Data records
· · · · ·

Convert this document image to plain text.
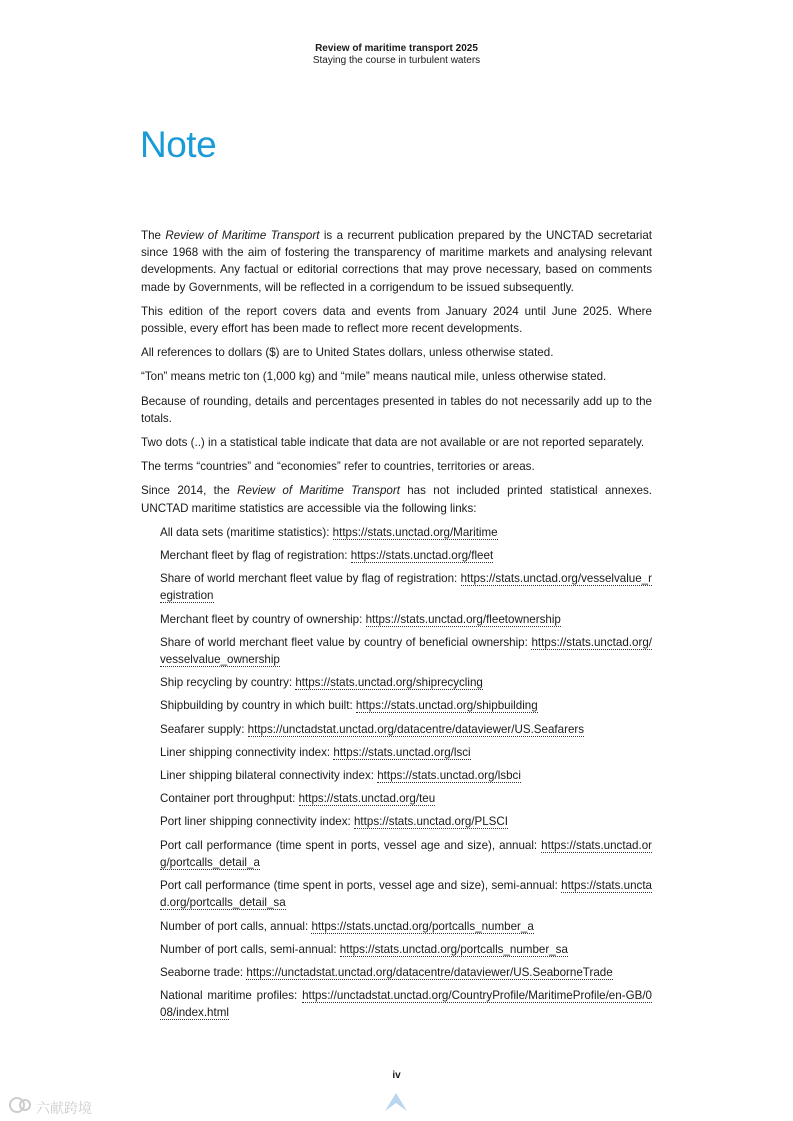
Review of maritime transport 2025
Staying the course in turbulent waters
Note

The Review of Maritime Transport is a recurrent publication prepared by the UNCTAD secretariat since 1968 with the aim of fostering the transparency of maritime markets and analysing relevant developments. Any factual or editorial corrections that may prove necessary, based on comments made by Governments, will be reflected in a corrigendum to be issued subsequently.

This edition of the report covers data and events from January 2024 until June 2025. Where possible, every effort has been made to reflect more recent developments.

All references to dollars ($) are to United States dollars, unless otherwise stated.

“Ton” means metric ton (1,000 kg) and “mile” means nautical mile, unless otherwise stated.

Because of rounding, details and percentages presented in tables do not necessarily add up to the totals.

Two dots (..) in a statistical table indicate that data are not available or are not reported separately.

The terms “countries” and “economies” refer to countries, territories or areas.

Since 2014, the Review of Maritime Transport has not included printed statistical annexes. UNCTAD maritime statistics are accessible via the following links:

All data sets (maritime statistics): https://stats.unctad.org/Maritime
Merchant fleet by flag of registration: https://stats.unctad.org/fleet
Share of world merchant fleet value by flag of registration: https://stats.unctad.org/vesselvalue_registration
Merchant fleet by country of ownership: https://stats.unctad.org/fleetownership
Share of world merchant fleet value by country of beneficial ownership: https://stats.unctad.org/vesselvalue_ownership
Ship recycling by country: https://stats.unctad.org/shiprecycling
Shipbuilding by country in which built: https://stats.unctad.org/shipbuilding
Seafarer supply: https://unctadstat.unctad.org/datacentre/dataviewer/US.Seafarers
Liner shipping connectivity index: https://stats.unctad.org/lsci
Liner shipping bilateral connectivity index: https://stats.unctad.org/lsbci
Container port throughput: https://stats.unctad.org/teu
Port liner shipping connectivity index: https://stats.unctad.org/PLSCI
Port call performance (time spent in ports, vessel age and size), annual: https://stats.unctad.org/portcalls_detail_a
Port call performance (time spent in ports, vessel age and size), semi-annual: https://stats.unctad.org/portcalls_detail_sa
Number of port calls, annual: https://stats.unctad.org/portcalls_number_a
Number of port calls, semi-annual: https://stats.unctad.org/portcalls_number_sa
Seaborne trade: https://unctadstat.unctad.org/datacentre/dataviewer/US.SeaborneTrade
National maritime profiles: https://unctadstat.unctad.org/CountryProfile/MaritimeProfile/en-GB/008/index.html
iv
六献跨境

· · · · ·

■ Stated exercise: Write the entries above out again exactly, but not the pictures.

■ Problem solution:
Convert this document image to plain text.
Review of maritime transport 2025
Staying the course in turbulent waters
Note

The Review of Maritime Transport is a recurrent publication prepared by the UNCTAD secretariat since 1968 with the aim of fostering the transparency of maritime markets and analysing relevant developments. Any factual or editorial corrections that may prove necessary, based on comments made by Governments, will be reflected in a corrigendum to be issued subsequently.

This edition of the report covers data and events from January 2024 until June 2025. Where possible, every effort has been made to reflect more recent developments.

All references to dollars ($) are to United States dollars, unless otherwise stated.

“Ton” means metric ton (1,000 kg) and “mile” means nautical mile, unless otherwise stated.

Because of rounding, details and percentages presented in tables do not necessarily add up to the totals.

Two dots (..) in a statistical table indicate that data are not available or are not reported separately.

The terms “countries” and “economies” refer to countries, territories or areas.

Since 2014, the Review of Maritime Transport has not included printed statistical annexes. UNCTAD maritime statistics are accessible via the following links:

All data sets (maritime statistics): https://stats.unctad.org/Maritime
Merchant fleet by flag of registration: https://stats.unctad.org/fleet
Share of world merchant fleet value by flag of registration: https://stats.unctad.org/vesselvalue_registration
Merchant fleet by country of ownership: https://stats.unctad.org/fleetownership
Share of world merchant fleet value by country of beneficial ownership: https://stats.unctad.org/vesselvalue_ownership
Ship recycling by country: https://stats.unctad.org/shiprecycling
Shipbuilding by country in which built: https://stats.unctad.org/shipbuilding
Seafarer supply: https://unctadstat.unctad.org/datacentre/dataviewer/US.Seafarers
Liner shipping connectivity index: https://stats.unctad.org/lsci
Liner shipping bilateral connectivity index: https://stats.unctad.org/lsbci
Container port throughput: https://stats.unctad.org/teu
Port liner shipping connectivity index: https://stats.unctad.org/PLSCI
Port call performance (time spent in ports, vessel age and size), annual: https://stats.unctad.org/portcalls_detail_a
Port call performance (time spent in ports, vessel age and size), semi-annual: https://stats.unctad.org/portcalls_detail_sa
Number of port calls, annual: https://stats.unctad.org/portcalls_number_a
Number of port calls, semi-annual: https://stats.unctad.org/portcalls_number_sa
Seaborne trade: https://unctadstat.unctad.org/datacentre/dataviewer/US.SeaborneTrade
National maritime profiles: https://unctadstat.unctad.org/CountryProfile/MaritimeProfile/en-GB/008/index.html
iv
六献跨境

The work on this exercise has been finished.